Instructions for the task:
Set the listing down again in full, word for word, with the pictures left out.

┌──

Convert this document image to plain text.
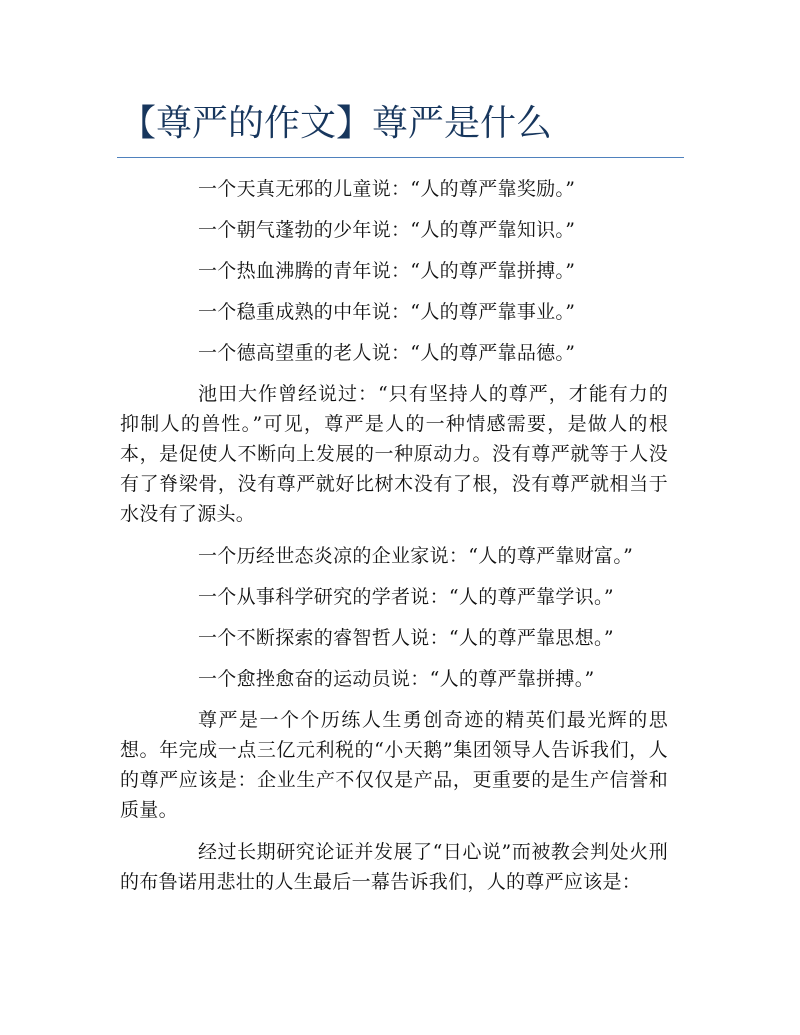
【尊严的作文】尊严是什么

一个天真无邪的儿童说：“人的尊严靠奖励。”

一个朝气蓬勃的少年说：“人的尊严靠知识。”

一个热血沸腾的青年说：“人的尊严靠拼搏。”

一个稳重成熟的中年说：“人的尊严靠事业。”

一个德高望重的老人说：“人的尊严靠品德。”

池田大作曾经说过：“只有坚持人的尊严，才能有力的抑制人的兽性。”可见，尊严是人的一种情感需要，是做人的根本，是促使人不断向上发展的一种原动力。没有尊严就等于人没有了脊梁骨，没有尊严就好比树木没有了根，没有尊严就相当于水没有了源头。

一个历经世态炎凉的企业家说：“人的尊严靠财富。”

一个从事科学研究的学者说：“人的尊严靠学识。”

一个不断探索的睿智哲人说：“人的尊严靠思想。”

一个愈挫愈奋的运动员说：“人的尊严靠拼搏。”

尊严是一个个历练人生勇创奇迹的精英们最光辉的思想。年完成一点三亿元利税的“小天鹅”集团领导人告诉我们，人的尊严应该是：企业生产不仅仅是产品，更重要的是生产信誉和质量。

经过长期研究论证并发展了“日心说”而被教会判处火刑的布鲁诺用悲壮的人生最后一幕告诉我们，人的尊严应该是：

└──

Solution for this exercise:
Convert this document image to plain text.
【尊严的作文】尊严是什么

一个天真无邪的儿童说：“人的尊严靠奖励。”

一个朝气蓬勃的少年说：“人的尊严靠知识。”

一个热血沸腾的青年说：“人的尊严靠拼搏。”

一个稳重成熟的中年说：“人的尊严靠事业。”

一个德高望重的老人说：“人的尊严靠品德。”

池田大作曾经说过：“只有坚持人的尊严，才能有力的抑制人的兽性。”可见，尊严是人的一种情感需要，是做人的根本，是促使人不断向上发展的一种原动力。没有尊严就等于人没有了脊梁骨，没有尊严就好比树木没有了根，没有尊严就相当于水没有了源头。

一个历经世态炎凉的企业家说：“人的尊严靠财富。”

一个从事科学研究的学者说：“人的尊严靠学识。”

一个不断探索的睿智哲人说：“人的尊严靠思想。”

一个愈挫愈奋的运动员说：“人的尊严靠拼搏。”

尊严是一个个历练人生勇创奇迹的精英们最光辉的思想。年完成一点三亿元利税的“小天鹅”集团领导人告诉我们，人的尊严应该是：企业生产不仅仅是产品，更重要的是生产信誉和质量。

经过长期研究论证并发展了“日心说”而被教会判处火刑的布鲁诺用悲壮的人生最后一幕告诉我们，人的尊严应该是：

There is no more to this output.